[Start of Record excerpts]

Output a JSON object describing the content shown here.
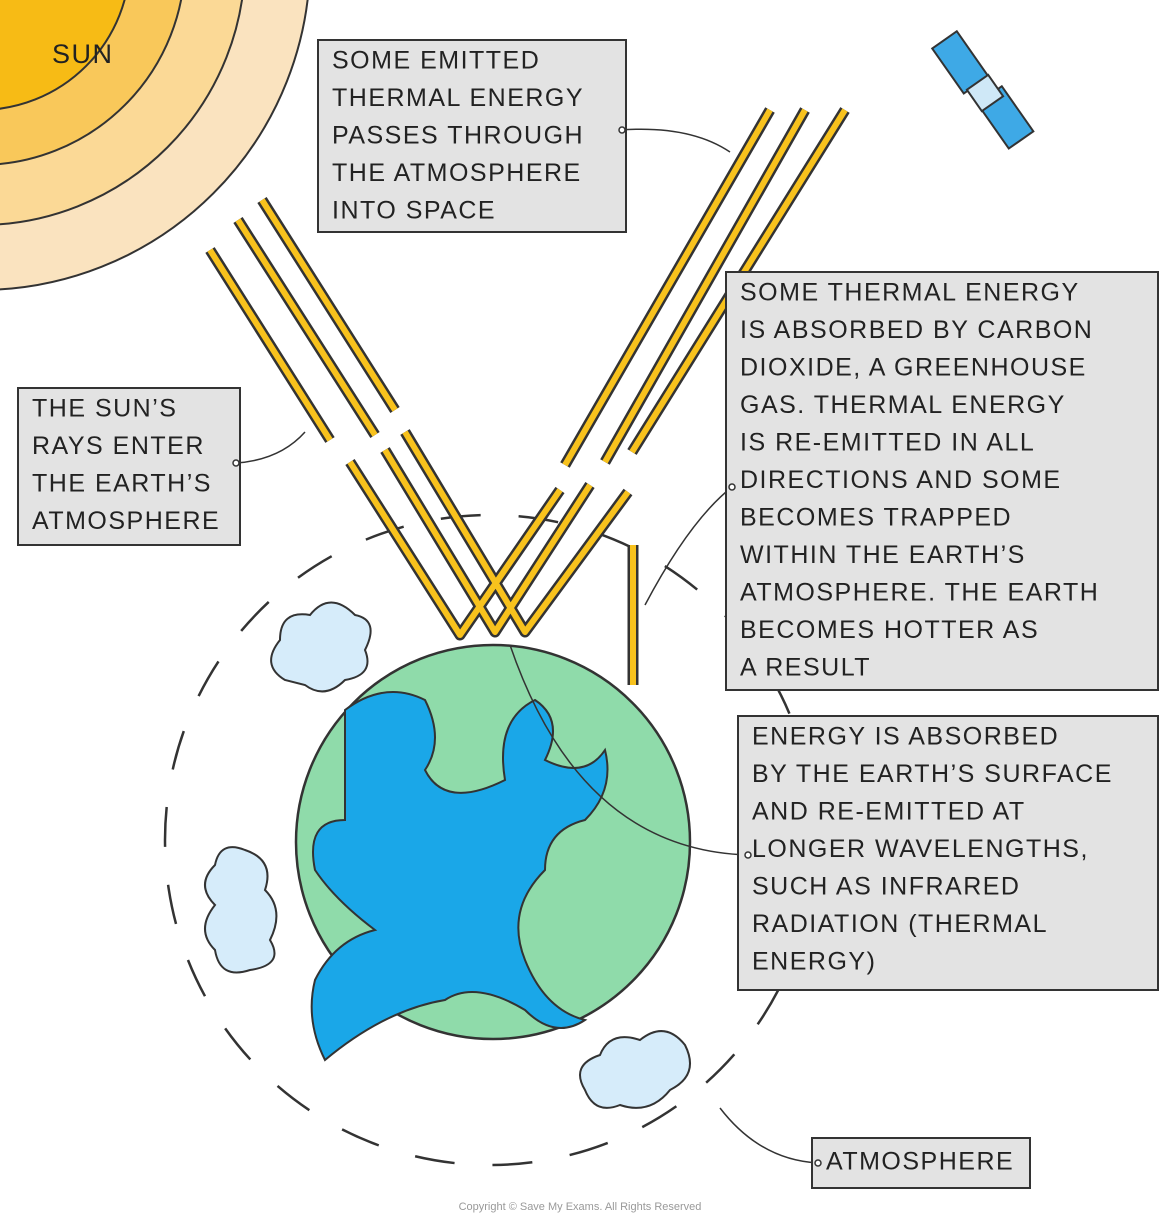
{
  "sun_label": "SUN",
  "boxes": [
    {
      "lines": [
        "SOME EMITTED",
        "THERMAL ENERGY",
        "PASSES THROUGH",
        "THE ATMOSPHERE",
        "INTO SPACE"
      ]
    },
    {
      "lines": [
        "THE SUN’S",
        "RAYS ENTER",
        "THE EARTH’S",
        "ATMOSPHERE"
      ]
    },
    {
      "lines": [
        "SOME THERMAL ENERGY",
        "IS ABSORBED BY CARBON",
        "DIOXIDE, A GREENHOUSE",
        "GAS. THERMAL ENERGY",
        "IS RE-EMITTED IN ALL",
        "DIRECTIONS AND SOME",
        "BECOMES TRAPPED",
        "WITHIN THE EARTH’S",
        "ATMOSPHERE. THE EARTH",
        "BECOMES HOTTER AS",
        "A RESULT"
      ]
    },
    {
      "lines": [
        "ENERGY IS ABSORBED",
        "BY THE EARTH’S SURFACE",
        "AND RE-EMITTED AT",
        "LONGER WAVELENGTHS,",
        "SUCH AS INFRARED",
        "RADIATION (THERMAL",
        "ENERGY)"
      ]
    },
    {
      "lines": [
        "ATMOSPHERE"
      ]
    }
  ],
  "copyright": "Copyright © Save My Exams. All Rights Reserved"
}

[End of Record excerpts]
[Start of Record excerpts]

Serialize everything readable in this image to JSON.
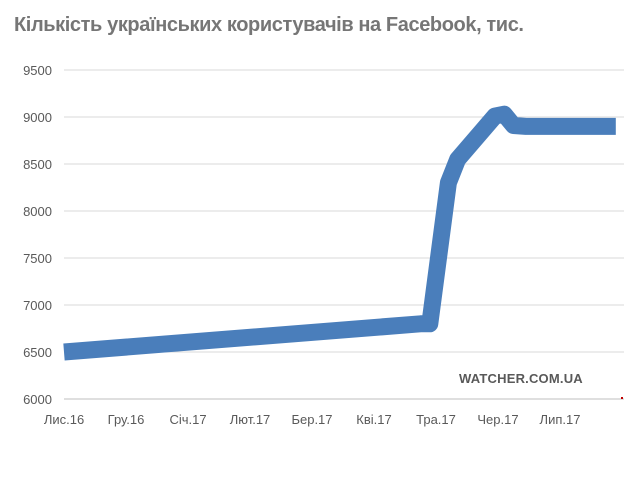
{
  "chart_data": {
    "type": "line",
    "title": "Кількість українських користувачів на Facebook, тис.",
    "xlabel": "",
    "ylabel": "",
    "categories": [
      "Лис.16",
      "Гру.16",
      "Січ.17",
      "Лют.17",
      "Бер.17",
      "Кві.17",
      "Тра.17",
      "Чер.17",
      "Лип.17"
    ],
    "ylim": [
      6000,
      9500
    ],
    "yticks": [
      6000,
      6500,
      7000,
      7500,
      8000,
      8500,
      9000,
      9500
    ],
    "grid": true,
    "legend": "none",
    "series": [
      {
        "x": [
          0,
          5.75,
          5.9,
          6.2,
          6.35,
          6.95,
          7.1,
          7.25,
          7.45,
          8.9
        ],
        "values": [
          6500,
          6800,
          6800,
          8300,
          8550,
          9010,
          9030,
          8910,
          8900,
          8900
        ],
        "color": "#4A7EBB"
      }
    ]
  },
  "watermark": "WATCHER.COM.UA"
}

[End of Record excerpts]

## Problem to work on:
Look through the entries and return every line where "ATMOSPHERE" appears.

## Response to this exercise:
        "THE ATMOSPHERE",
        "ATMOSPHERE"
        "ATMOSPHERE. THE EARTH",
        "ATMOSPHERE"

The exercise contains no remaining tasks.